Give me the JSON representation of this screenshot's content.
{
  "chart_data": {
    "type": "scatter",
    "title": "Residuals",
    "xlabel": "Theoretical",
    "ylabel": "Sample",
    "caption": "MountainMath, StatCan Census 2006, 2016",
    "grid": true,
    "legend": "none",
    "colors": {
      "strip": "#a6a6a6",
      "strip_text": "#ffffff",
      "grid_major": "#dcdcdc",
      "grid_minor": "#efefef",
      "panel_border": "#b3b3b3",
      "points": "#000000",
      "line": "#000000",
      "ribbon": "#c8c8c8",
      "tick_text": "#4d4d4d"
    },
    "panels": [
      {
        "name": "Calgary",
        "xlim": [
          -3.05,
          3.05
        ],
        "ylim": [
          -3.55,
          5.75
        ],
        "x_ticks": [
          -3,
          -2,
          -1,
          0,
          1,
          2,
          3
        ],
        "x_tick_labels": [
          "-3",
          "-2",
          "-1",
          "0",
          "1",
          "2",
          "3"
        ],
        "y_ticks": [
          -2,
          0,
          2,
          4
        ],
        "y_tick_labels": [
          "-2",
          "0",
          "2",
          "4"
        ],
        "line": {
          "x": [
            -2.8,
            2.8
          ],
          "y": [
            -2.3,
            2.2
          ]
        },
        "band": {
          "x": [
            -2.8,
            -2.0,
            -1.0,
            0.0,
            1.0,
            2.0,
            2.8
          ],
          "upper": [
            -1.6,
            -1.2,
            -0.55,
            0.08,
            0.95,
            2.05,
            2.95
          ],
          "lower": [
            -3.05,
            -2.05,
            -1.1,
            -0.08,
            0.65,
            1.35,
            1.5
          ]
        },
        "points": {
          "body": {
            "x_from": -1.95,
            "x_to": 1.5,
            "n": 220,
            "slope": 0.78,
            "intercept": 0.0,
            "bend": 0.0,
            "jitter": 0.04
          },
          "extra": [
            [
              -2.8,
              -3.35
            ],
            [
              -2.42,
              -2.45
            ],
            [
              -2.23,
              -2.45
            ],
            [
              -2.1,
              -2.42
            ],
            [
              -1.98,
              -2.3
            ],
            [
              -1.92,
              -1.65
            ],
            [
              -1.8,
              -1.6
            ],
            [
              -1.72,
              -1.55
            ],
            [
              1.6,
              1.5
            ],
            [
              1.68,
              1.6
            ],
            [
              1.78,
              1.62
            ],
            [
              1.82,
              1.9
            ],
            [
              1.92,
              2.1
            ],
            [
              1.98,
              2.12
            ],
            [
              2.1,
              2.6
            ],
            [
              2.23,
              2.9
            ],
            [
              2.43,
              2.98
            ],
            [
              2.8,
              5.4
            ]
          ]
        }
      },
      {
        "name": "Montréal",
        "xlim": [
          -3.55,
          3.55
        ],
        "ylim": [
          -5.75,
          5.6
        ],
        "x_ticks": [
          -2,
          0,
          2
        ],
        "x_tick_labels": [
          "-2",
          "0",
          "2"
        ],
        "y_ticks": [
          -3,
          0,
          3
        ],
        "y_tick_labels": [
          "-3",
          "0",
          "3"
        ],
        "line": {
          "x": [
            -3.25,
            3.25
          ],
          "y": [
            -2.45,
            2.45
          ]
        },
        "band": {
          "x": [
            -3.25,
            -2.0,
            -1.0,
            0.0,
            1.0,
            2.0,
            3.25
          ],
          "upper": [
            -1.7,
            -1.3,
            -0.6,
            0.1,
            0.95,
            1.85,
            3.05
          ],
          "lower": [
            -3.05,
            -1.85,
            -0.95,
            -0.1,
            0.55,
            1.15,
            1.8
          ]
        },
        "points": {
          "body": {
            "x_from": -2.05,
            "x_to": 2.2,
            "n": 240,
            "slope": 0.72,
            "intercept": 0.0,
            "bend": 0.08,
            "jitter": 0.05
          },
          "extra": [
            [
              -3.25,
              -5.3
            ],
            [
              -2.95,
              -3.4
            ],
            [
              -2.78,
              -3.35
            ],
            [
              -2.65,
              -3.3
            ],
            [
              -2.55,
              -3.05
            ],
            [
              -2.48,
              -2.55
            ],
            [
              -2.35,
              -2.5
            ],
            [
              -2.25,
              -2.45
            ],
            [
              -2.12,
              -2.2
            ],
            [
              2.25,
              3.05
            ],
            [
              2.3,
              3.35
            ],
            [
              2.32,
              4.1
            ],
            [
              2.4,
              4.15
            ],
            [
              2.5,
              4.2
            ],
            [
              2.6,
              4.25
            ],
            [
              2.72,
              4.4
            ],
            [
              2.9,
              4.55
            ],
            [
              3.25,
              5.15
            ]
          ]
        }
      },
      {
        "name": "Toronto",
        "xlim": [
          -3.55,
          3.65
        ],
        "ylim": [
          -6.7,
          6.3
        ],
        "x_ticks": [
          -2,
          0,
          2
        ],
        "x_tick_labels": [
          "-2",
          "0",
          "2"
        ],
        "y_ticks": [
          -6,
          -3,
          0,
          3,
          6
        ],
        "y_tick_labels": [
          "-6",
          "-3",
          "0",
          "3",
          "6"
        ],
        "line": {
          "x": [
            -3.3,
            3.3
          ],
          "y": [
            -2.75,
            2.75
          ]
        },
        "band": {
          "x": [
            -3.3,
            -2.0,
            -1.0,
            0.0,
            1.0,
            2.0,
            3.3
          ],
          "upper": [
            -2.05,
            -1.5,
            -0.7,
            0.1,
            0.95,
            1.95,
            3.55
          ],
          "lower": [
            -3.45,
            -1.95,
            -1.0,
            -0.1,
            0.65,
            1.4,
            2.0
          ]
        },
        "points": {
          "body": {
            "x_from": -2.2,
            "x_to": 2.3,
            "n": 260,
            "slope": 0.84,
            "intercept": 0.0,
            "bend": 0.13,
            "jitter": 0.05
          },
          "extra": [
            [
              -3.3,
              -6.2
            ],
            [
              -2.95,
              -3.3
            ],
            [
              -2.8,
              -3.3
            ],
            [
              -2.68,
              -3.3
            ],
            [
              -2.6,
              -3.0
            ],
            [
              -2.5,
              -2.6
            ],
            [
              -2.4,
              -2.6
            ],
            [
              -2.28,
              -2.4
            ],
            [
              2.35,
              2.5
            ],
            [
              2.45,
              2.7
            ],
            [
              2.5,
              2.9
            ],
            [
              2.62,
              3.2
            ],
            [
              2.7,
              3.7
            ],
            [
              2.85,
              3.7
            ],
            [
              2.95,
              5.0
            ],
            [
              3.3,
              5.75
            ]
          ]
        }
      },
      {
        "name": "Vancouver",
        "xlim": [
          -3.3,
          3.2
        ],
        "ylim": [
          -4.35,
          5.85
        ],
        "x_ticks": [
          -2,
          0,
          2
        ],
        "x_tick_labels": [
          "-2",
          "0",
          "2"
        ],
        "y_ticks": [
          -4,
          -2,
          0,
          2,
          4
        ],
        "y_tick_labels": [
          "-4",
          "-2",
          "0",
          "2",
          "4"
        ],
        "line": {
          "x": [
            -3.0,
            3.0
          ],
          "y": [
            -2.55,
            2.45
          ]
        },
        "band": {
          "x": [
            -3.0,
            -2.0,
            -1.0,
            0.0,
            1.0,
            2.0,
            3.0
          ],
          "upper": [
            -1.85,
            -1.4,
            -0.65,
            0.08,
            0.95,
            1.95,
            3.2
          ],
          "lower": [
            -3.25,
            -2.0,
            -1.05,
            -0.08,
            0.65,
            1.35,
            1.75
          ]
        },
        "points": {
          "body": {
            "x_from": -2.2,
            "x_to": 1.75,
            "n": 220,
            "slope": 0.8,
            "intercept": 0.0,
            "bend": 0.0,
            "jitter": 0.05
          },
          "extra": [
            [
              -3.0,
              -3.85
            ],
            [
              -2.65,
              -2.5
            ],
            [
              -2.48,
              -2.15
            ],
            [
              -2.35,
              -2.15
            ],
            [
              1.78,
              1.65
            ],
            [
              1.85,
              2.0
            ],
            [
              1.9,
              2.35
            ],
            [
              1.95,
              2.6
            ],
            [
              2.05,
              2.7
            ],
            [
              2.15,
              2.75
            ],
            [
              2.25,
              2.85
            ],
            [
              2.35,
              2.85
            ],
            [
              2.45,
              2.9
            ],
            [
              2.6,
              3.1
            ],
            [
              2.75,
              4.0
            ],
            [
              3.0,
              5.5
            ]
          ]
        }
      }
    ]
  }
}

Instructions for the task ▸
Identify each line of the material where the word "slope" shows up, and copy it.

Answer in full ▸
            "slope": 0.78,
            "slope": 0.72,
            "slope": 0.84,
            "slope": 0.8,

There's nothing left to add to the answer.